§ **Request**: Scan the lines below for "timezone"; report the number of lines that contain it, and only that.

(Data extracted from a collection)
***

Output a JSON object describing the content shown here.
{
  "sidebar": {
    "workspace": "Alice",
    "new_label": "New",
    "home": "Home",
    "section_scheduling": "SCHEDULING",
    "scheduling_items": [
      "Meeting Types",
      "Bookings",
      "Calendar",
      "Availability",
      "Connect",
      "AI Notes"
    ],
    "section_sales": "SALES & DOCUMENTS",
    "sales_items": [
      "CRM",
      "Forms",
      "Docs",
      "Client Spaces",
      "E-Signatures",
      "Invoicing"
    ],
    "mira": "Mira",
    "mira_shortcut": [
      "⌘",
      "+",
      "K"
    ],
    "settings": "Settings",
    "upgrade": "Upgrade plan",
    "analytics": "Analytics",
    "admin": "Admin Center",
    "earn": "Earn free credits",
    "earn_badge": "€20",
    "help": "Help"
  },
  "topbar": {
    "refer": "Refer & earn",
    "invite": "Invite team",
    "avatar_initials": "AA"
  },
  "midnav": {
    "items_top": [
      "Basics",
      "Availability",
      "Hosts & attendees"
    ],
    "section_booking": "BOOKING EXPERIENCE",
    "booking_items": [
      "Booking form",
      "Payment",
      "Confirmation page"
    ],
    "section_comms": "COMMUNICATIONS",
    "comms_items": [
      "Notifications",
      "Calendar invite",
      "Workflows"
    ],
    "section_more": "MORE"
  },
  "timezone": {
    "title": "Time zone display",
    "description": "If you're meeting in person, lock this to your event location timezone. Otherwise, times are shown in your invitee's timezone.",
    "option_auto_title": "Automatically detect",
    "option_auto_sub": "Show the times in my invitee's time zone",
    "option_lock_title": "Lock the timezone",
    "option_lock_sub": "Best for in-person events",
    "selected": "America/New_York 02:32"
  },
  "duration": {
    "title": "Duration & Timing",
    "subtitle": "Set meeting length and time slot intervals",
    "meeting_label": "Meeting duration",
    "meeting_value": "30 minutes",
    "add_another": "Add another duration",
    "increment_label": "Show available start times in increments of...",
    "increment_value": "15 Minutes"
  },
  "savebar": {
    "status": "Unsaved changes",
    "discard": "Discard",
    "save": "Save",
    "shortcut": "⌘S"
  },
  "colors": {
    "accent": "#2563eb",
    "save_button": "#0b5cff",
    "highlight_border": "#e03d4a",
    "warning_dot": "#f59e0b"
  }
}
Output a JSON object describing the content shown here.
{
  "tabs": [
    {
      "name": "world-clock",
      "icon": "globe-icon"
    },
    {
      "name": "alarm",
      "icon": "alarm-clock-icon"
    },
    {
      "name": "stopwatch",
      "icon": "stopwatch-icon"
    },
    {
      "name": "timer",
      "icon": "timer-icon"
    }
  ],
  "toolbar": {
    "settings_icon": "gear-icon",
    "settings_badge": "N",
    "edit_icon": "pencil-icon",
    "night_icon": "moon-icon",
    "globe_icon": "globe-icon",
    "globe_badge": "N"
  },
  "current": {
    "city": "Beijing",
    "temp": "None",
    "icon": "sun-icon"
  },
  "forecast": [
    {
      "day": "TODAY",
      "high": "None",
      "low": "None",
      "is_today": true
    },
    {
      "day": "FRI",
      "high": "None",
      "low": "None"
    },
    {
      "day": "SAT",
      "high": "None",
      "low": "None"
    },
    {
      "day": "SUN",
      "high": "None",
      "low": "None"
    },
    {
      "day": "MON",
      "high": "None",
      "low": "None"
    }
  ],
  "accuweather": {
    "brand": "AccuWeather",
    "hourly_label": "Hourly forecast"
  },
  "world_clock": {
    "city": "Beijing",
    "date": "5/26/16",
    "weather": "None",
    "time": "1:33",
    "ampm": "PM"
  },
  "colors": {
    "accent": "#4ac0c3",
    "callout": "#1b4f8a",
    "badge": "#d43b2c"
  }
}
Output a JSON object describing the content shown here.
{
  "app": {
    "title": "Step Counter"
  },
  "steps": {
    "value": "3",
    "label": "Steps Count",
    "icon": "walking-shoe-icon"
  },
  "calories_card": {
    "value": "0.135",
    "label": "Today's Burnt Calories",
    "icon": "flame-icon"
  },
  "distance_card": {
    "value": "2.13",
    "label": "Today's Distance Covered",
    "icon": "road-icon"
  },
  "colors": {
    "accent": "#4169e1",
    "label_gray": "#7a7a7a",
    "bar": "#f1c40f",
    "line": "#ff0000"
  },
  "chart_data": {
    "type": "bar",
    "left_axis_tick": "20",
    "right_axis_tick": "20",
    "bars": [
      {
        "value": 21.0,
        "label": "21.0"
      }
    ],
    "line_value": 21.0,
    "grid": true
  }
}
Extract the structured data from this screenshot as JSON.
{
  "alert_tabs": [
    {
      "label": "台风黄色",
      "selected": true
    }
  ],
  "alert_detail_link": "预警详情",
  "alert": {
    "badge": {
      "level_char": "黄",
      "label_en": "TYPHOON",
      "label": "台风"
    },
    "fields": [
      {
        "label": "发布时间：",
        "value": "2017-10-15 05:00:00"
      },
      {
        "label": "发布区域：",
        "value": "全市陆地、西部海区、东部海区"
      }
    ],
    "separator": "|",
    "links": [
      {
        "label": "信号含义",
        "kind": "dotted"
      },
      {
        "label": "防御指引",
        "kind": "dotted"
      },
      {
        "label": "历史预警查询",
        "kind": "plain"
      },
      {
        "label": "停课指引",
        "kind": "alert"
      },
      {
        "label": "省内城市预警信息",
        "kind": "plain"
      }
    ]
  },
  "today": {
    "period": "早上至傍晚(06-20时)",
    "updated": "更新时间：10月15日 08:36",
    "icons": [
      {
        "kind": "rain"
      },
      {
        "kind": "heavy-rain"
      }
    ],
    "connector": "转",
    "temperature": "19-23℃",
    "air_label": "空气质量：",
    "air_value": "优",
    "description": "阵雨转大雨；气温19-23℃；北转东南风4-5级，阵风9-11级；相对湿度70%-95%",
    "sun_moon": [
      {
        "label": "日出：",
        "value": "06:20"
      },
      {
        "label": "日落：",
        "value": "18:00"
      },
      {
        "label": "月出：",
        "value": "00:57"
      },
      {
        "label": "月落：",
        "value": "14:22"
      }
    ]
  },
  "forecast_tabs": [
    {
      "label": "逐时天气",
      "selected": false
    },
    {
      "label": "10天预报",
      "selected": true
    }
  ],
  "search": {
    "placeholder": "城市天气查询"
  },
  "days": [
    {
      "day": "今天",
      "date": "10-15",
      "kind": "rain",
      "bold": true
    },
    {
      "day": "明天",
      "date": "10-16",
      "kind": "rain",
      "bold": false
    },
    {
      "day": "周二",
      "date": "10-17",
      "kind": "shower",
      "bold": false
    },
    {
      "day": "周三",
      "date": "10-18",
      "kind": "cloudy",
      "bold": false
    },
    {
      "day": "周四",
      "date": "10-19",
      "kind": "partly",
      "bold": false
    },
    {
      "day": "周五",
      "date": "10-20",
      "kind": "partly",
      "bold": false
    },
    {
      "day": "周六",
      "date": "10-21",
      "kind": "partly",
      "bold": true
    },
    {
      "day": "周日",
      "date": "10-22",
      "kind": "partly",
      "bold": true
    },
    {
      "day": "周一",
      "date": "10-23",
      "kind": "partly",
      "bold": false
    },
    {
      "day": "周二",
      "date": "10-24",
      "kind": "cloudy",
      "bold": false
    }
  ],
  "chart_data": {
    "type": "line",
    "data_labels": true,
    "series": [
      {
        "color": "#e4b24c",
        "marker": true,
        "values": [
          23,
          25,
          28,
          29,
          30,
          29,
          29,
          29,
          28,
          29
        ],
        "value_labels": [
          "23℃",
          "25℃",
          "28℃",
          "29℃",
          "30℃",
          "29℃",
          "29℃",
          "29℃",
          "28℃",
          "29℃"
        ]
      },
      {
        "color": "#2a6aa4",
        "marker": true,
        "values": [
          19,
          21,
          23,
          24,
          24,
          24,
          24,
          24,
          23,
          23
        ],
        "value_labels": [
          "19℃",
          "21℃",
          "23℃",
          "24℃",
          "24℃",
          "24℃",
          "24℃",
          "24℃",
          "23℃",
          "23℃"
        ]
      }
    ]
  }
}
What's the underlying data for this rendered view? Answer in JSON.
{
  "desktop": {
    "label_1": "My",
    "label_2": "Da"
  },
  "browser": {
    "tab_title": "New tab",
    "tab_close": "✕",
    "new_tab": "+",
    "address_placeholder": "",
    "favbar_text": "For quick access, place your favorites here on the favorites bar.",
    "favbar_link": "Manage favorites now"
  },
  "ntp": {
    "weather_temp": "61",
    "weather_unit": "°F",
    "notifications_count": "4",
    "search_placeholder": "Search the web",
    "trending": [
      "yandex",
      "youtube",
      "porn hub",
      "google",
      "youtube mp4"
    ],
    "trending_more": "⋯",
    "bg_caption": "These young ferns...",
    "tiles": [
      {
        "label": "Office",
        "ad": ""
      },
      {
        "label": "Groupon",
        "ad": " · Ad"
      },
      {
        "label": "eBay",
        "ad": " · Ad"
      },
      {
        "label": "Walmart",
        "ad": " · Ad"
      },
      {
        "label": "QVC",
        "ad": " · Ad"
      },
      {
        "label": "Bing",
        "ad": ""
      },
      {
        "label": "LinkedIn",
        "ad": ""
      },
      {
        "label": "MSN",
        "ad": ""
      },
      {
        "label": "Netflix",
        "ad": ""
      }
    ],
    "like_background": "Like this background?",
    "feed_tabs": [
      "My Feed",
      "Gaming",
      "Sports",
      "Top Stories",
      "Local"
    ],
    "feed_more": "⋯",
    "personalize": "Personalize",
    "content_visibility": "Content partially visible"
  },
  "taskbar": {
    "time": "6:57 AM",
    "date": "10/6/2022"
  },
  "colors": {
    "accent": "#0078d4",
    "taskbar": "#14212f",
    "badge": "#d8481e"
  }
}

***

§ **Expected output**: 3